* **Prompt**: Copy each line in which the string "season" occurs.

* **Listing**:

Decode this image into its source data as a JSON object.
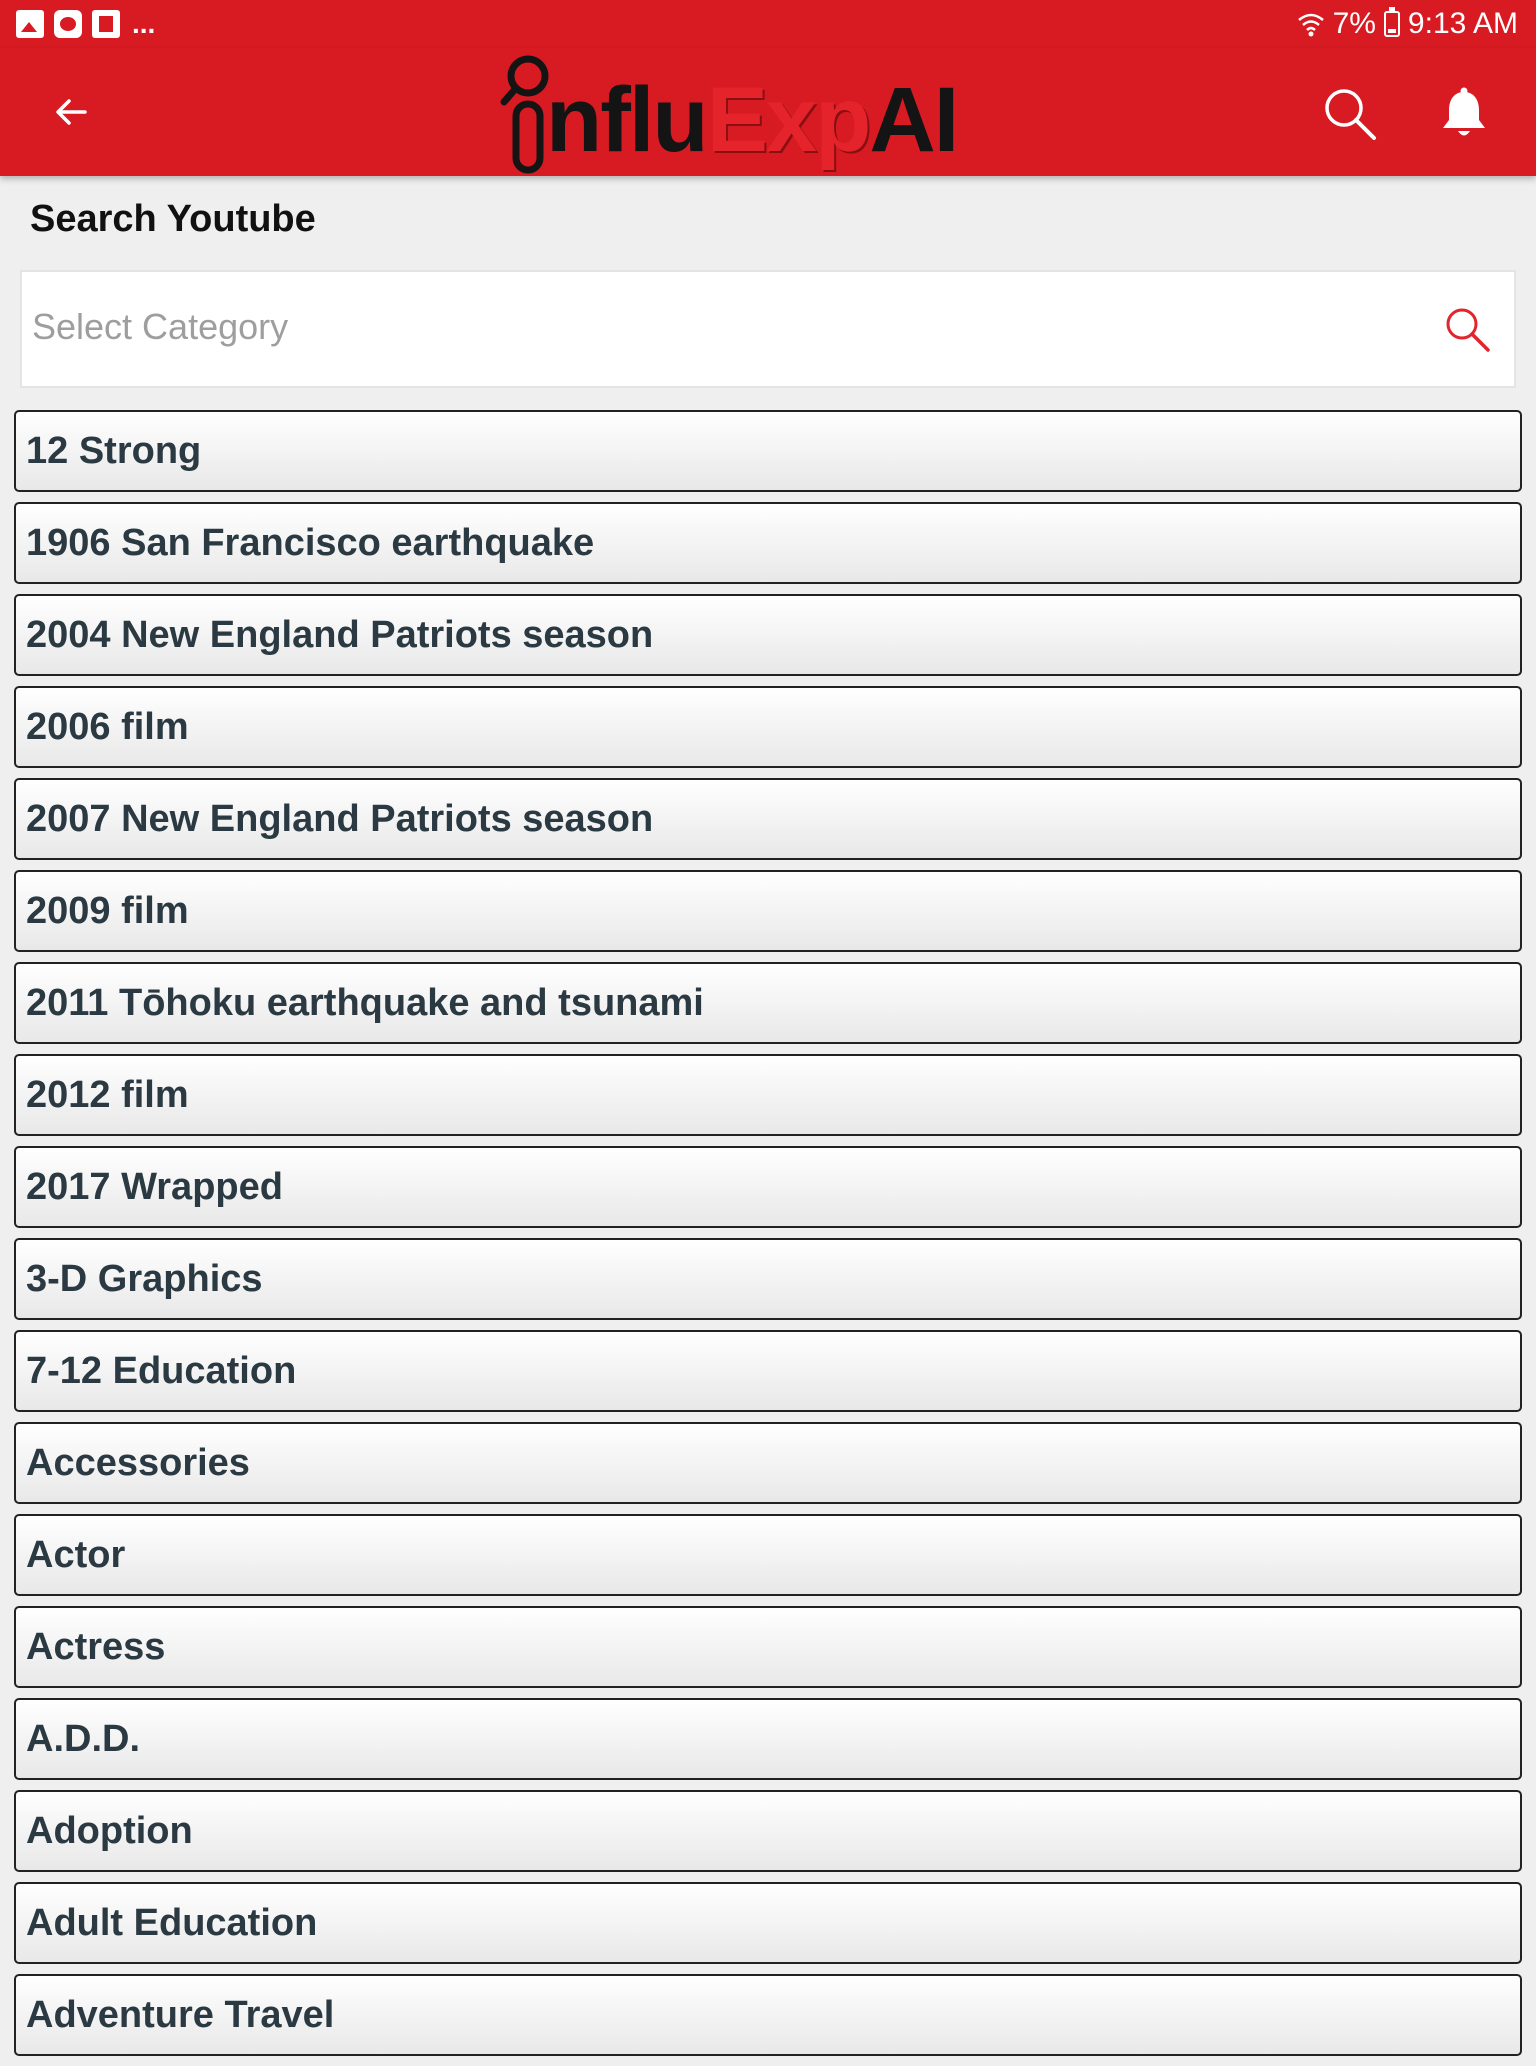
{
  "status_bar": {
    "notification_icons": [
      "image-icon",
      "news-icon",
      "flipboard-icon"
    ],
    "more_indicator": "...",
    "battery": "7%",
    "time": "9:13 AM"
  },
  "app_bar": {
    "back_icon": "arrow-left-icon",
    "logo": {
      "part1": "nflu",
      "part2": "Exp",
      "part3": "AI"
    },
    "search_icon": "search-icon",
    "notifications_icon": "bell-icon",
    "color": "#d81b22"
  },
  "page": {
    "title": "Search Youtube",
    "search": {
      "placeholder": "Select Category",
      "value": ""
    }
  },
  "categories": [
    "12 Strong",
    "1906 San Francisco earthquake",
    "2004 New England Patriots season",
    "2006 film",
    "2007 New England Patriots season",
    "2009 film",
    "2011 Tōhoku earthquake and tsunami",
    "2012 film",
    "2017 Wrapped",
    "3-D Graphics",
    "7-12 Education",
    "Accessories",
    "Actor",
    "Actress",
    "A.D.D.",
    "Adoption",
    "Adult Education",
    "Adventure Travel"
  ]
}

* **Written solution**:
    "2004 New England Patriots season",
    "2007 New England Patriots season",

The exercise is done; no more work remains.